> _YOUR TASK_
Among the records that follow, count the lines with the string "bother"; report only that count.
----- MATERIAL PROVIDED
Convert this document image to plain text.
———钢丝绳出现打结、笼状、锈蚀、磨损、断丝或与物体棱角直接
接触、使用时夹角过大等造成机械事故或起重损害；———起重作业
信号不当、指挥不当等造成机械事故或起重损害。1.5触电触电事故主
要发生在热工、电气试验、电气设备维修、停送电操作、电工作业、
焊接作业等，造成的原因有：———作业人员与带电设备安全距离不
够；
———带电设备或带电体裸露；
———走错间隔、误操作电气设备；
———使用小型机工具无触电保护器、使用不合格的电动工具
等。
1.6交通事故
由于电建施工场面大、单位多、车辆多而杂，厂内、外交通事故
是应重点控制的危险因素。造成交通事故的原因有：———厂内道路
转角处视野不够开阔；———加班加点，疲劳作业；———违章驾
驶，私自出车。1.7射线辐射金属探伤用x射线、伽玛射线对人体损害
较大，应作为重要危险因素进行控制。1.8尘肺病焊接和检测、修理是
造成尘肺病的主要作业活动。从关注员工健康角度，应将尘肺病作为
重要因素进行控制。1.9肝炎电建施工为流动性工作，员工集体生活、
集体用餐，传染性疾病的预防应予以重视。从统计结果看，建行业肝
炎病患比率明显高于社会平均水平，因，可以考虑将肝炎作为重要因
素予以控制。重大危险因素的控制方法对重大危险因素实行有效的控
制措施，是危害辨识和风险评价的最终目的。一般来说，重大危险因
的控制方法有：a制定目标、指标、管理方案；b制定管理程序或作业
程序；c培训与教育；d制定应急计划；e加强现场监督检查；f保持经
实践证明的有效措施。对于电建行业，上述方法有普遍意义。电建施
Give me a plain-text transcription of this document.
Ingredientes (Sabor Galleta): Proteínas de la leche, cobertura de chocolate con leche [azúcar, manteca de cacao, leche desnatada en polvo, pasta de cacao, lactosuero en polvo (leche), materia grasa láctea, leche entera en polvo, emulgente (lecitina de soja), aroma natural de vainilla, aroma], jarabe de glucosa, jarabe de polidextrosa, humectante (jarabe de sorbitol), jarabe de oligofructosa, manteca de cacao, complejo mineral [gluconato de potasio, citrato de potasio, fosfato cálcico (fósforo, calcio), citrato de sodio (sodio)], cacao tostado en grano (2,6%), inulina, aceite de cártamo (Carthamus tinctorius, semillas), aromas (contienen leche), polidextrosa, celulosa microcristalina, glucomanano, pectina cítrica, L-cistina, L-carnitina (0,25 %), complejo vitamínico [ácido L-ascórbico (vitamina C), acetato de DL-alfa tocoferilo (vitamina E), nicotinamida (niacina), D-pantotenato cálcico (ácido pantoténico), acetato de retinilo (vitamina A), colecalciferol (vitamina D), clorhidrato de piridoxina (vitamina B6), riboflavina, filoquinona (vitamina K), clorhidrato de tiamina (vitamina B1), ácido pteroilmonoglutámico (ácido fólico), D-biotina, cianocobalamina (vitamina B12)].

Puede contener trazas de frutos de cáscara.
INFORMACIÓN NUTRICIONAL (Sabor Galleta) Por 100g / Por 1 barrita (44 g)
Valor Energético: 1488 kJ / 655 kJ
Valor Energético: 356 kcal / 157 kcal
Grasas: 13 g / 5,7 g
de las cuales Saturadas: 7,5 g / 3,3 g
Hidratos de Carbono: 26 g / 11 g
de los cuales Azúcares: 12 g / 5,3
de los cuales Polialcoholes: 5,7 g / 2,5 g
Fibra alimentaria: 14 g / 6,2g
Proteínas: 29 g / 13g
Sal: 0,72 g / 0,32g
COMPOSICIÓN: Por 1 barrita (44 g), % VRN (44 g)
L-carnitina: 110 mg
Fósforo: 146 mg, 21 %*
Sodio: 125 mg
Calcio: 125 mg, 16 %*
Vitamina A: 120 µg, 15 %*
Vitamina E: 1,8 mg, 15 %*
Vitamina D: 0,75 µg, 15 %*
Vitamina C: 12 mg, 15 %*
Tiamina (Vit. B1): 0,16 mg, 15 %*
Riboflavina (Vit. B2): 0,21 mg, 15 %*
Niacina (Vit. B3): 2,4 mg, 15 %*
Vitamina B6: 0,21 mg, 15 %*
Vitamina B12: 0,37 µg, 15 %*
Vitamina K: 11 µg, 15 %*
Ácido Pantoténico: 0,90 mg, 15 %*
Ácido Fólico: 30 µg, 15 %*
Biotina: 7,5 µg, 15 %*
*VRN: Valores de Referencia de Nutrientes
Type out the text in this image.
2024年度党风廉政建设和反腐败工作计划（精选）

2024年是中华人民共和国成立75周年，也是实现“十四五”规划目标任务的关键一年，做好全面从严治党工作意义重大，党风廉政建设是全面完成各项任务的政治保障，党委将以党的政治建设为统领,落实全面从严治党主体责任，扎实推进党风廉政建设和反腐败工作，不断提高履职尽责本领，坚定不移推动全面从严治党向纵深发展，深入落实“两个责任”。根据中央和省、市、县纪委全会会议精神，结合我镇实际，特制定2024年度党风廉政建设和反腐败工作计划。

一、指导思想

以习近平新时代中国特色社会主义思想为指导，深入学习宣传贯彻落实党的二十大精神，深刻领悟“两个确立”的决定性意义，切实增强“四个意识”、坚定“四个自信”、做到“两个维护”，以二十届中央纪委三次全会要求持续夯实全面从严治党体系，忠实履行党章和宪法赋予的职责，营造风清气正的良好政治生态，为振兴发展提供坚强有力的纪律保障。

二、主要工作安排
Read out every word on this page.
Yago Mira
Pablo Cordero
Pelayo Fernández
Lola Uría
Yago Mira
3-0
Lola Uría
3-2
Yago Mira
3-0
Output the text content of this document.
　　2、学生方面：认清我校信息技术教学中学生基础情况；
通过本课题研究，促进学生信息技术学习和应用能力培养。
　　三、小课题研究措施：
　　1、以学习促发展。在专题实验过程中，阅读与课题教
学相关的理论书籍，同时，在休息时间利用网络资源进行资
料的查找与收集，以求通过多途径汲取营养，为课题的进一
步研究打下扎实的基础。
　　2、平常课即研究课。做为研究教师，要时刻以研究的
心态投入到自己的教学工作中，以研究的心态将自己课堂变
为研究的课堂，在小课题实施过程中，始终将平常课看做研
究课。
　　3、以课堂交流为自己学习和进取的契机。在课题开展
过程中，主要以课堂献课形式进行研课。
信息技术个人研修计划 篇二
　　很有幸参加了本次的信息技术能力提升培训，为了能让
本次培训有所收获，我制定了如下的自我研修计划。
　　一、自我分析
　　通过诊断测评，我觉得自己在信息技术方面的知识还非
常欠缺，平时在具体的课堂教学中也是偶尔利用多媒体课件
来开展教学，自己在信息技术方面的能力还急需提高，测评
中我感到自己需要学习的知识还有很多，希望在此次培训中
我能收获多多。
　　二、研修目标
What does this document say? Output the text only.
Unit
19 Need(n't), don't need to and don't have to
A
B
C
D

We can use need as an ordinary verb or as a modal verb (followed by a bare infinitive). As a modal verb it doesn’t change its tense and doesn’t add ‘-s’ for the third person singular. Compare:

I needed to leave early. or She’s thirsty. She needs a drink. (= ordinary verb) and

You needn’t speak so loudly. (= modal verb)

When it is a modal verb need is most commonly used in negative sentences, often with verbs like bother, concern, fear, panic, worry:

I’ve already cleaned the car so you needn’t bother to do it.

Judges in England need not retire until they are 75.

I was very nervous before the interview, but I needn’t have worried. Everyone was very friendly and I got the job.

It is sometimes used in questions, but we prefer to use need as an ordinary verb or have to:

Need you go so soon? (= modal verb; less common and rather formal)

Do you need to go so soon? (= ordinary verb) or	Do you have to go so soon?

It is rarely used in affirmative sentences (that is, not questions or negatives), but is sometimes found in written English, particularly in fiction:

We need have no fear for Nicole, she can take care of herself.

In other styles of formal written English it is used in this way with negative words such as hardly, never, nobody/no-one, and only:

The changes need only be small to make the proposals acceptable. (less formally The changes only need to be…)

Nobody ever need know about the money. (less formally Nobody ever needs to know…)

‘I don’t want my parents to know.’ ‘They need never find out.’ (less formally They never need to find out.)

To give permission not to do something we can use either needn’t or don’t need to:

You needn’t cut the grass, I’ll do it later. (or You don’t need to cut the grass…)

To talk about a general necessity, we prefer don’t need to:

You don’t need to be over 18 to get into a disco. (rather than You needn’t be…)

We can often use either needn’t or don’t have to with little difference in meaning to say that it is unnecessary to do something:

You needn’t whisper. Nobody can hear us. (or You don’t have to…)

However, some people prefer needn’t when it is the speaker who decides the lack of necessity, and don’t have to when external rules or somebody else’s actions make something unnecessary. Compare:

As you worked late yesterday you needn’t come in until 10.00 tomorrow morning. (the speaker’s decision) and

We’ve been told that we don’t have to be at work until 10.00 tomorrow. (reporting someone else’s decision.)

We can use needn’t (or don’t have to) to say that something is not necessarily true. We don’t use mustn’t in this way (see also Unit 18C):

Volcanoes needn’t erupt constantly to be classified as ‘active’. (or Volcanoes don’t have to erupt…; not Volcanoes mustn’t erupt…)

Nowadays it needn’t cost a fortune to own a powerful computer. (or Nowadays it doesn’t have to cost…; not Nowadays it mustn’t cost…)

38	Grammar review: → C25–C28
----------
> _OUTPUT FOR THIS TASK_
2